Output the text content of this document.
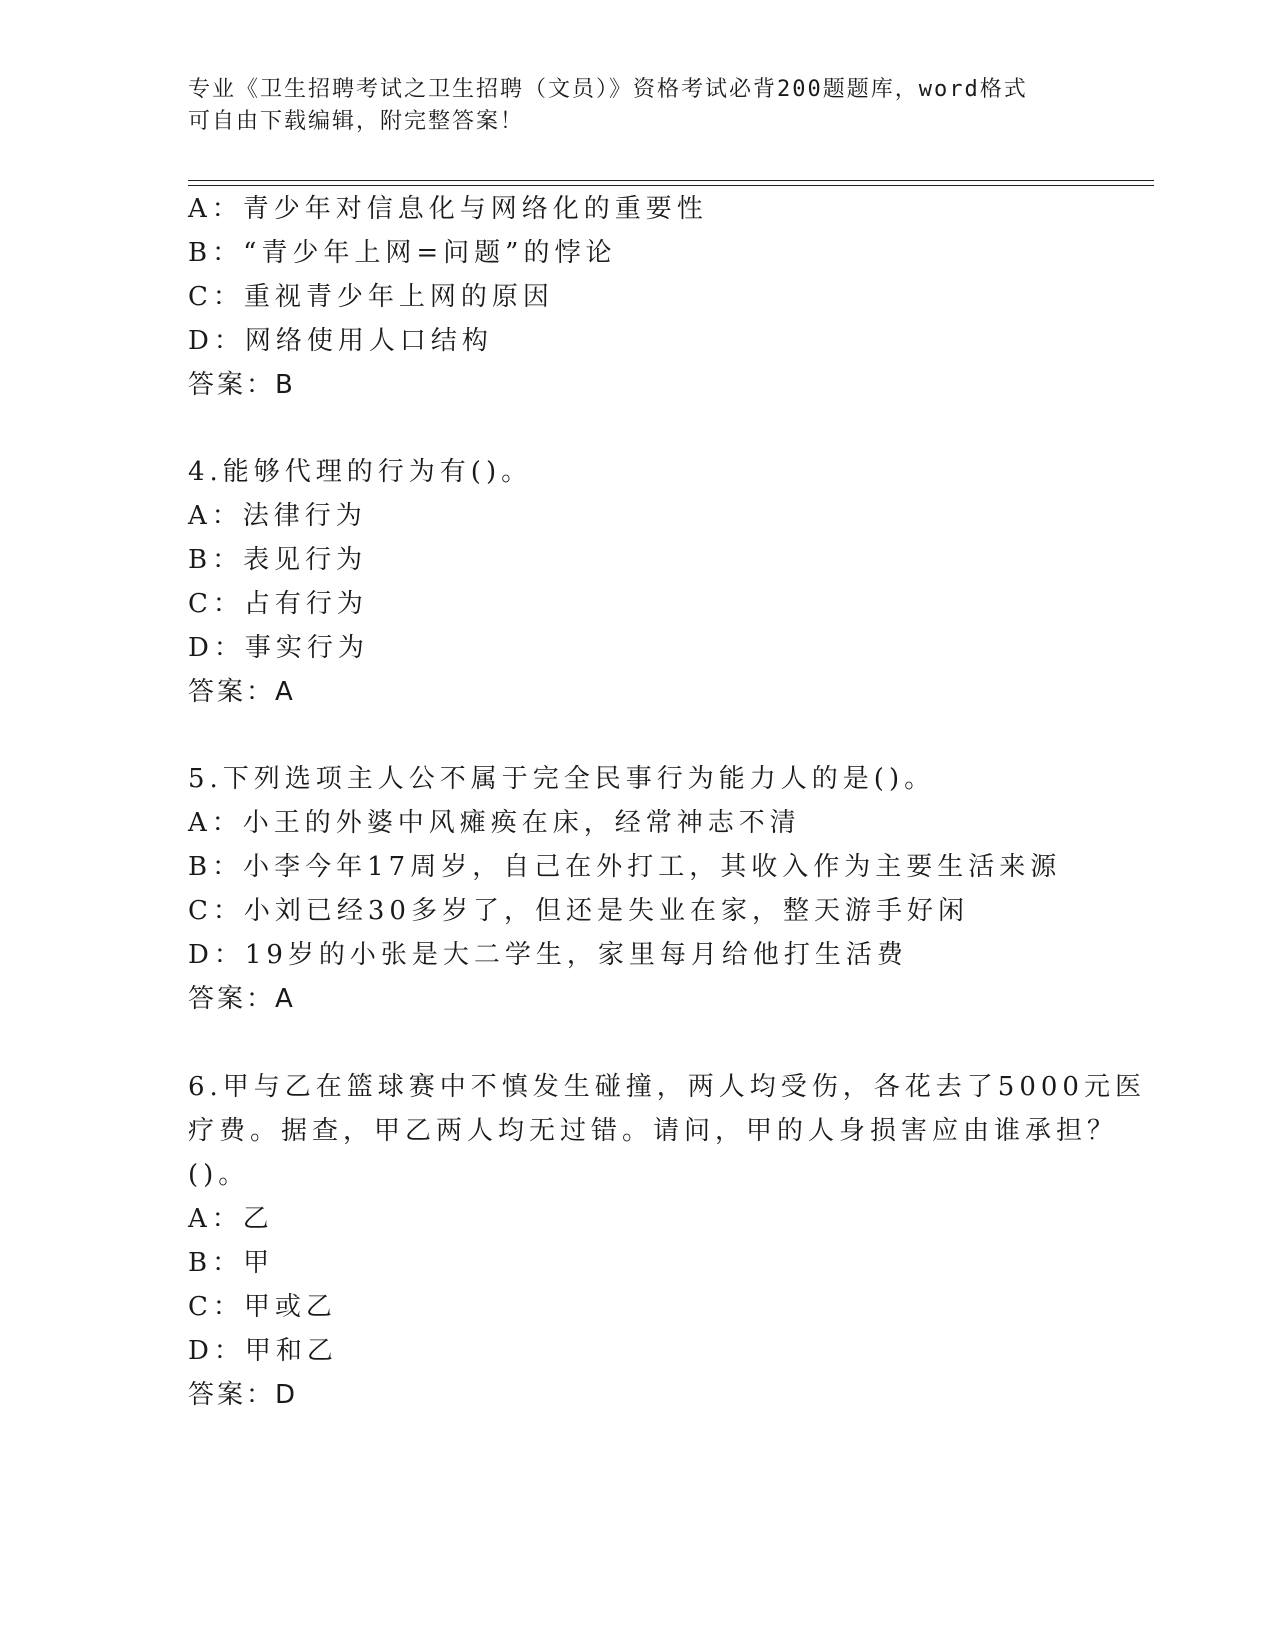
专业《卫生招聘考试之卫生招聘（文员）》资格考试必背200题题库，word格式
可自由下载编辑，附完整答案！
A：青少年对信息化与网络化的重要性
B：“青少年上网=问题”的悖论
C：重视青少年上网的原因
D：网络使用人口结构
答案：B
4.能够代理的行为有()。
A：法律行为
B：表见行为
C：占有行为
D：事实行为
答案：A
5.下列选项主人公不属于完全民事行为能力人的是()。
A：小王的外婆中风瘫痪在床，经常神志不清
B：小李今年17周岁，自己在外打工，其收入作为主要生活来源
C：小刘已经30多岁了，但还是失业在家，整天游手好闲
D：19岁的小张是大二学生，家里每月给他打生活费
答案：A
6.甲与乙在篮球赛中不慎发生碰撞，两人均受伤，各花去了5000元医
疗费。据查，甲乙两人均无过错。请问，甲的人身损害应由谁承担？
()。
A：乙
B：甲
C：甲或乙
D：甲和乙
答案：D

----------------------------------------

[Task details] Transcribe the preceding listing in its entirety and with exact wording, leaving out pictures.

[The response]
Output the text content of this document.
专业《卫生招聘考试之卫生招聘（文员）》资格考试必背200题题库，word格式
可自由下载编辑，附完整答案！
A：青少年对信息化与网络化的重要性
B：“青少年上网=问题”的悖论
C：重视青少年上网的原因
D：网络使用人口结构
答案：B
4.能够代理的行为有()。
A：法律行为
B：表见行为
C：占有行为
D：事实行为
答案：A
5.下列选项主人公不属于完全民事行为能力人的是()。
A：小王的外婆中风瘫痪在床，经常神志不清
B：小李今年17周岁，自己在外打工，其收入作为主要生活来源
C：小刘已经30多岁了，但还是失业在家，整天游手好闲
D：19岁的小张是大二学生，家里每月给他打生活费
答案：A
6.甲与乙在篮球赛中不慎发生碰撞，两人均受伤，各花去了5000元医
疗费。据查，甲乙两人均无过错。请问，甲的人身损害应由谁承担？
()。
A：乙
B：甲
C：甲或乙
D：甲和乙
答案：D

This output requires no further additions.